--- START DATA FOR THIS TASK ---
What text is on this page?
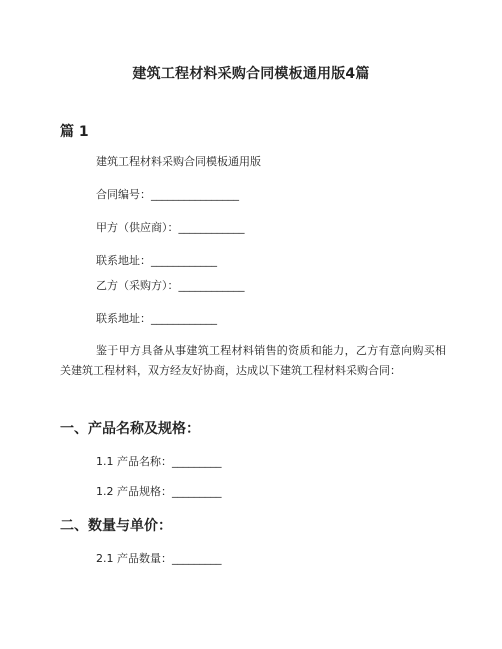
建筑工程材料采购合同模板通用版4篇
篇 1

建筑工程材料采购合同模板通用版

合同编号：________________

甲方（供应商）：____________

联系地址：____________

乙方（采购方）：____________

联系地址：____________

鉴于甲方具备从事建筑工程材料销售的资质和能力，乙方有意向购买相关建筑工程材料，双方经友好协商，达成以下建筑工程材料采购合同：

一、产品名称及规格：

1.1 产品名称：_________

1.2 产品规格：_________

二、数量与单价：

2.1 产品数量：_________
--- END DATA FOR THIS TASK ---
--- START DATA FOR THIS TASK ---
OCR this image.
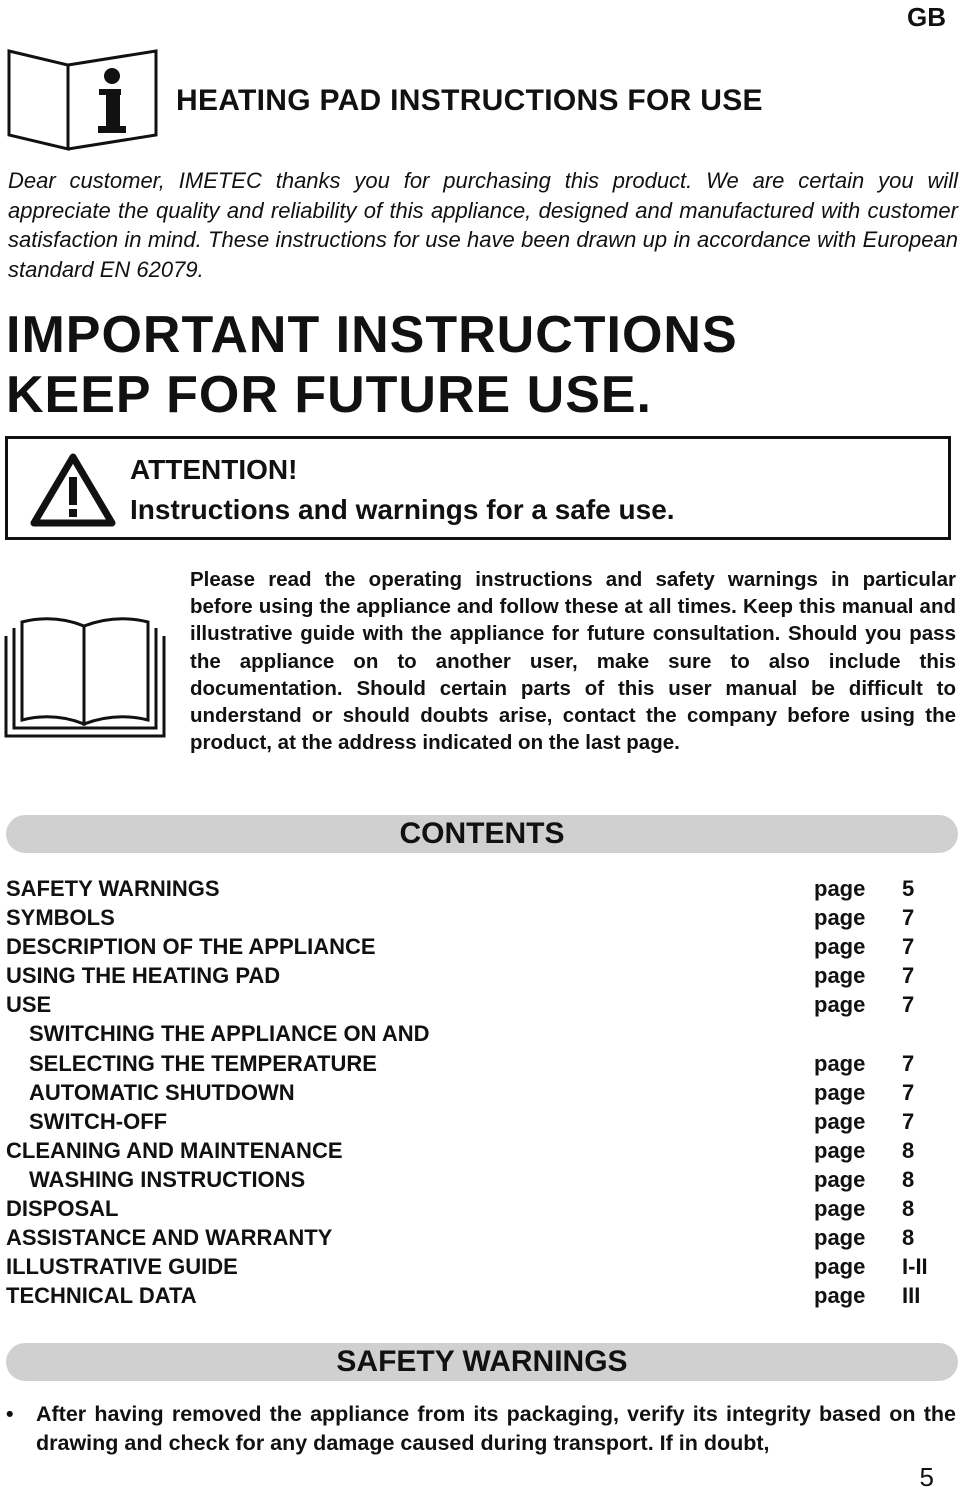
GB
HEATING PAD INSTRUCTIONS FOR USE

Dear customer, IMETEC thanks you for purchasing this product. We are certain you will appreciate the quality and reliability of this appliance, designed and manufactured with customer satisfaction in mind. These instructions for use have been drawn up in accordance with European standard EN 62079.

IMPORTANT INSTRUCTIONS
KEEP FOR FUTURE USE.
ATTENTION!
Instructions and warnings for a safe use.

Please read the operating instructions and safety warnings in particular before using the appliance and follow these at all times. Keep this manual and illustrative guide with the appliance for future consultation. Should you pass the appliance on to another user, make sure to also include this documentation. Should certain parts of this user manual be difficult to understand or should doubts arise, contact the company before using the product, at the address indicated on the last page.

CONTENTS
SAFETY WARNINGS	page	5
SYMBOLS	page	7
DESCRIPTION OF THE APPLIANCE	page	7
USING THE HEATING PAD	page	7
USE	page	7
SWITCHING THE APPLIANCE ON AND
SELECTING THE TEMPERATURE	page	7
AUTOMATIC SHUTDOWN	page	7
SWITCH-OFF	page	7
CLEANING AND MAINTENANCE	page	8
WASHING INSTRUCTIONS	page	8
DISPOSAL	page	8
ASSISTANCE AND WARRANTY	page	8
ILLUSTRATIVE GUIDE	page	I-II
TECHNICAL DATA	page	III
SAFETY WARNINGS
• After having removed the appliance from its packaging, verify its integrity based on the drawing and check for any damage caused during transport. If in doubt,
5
--- END DATA FOR THIS TASK ---
◆ **WHAT YOU HAVE TO DO**
From the entries above, list each line with "certain" in it.

◆ **ANSWER TO THE EXERCISE**
Dear customer, IMETEC thanks you for purchasing this product. We are certain you will appreciate the quality and reliability of this appliance, designed and manufactured with customer satisfaction in mind. These instructions for use have been drawn up in accordance with European standard EN 62079.
Please read the operating instructions and safety warnings in particular before using the appliance and follow these at all times. Keep this manual and illustrative guide with the appliance for future consultation. Should you pass the appliance on to another user, make sure to also include this documentation. Should certain parts of this user manual be difficult to understand or should doubts arise, contact the company before using the product, at the address indicated on the last page.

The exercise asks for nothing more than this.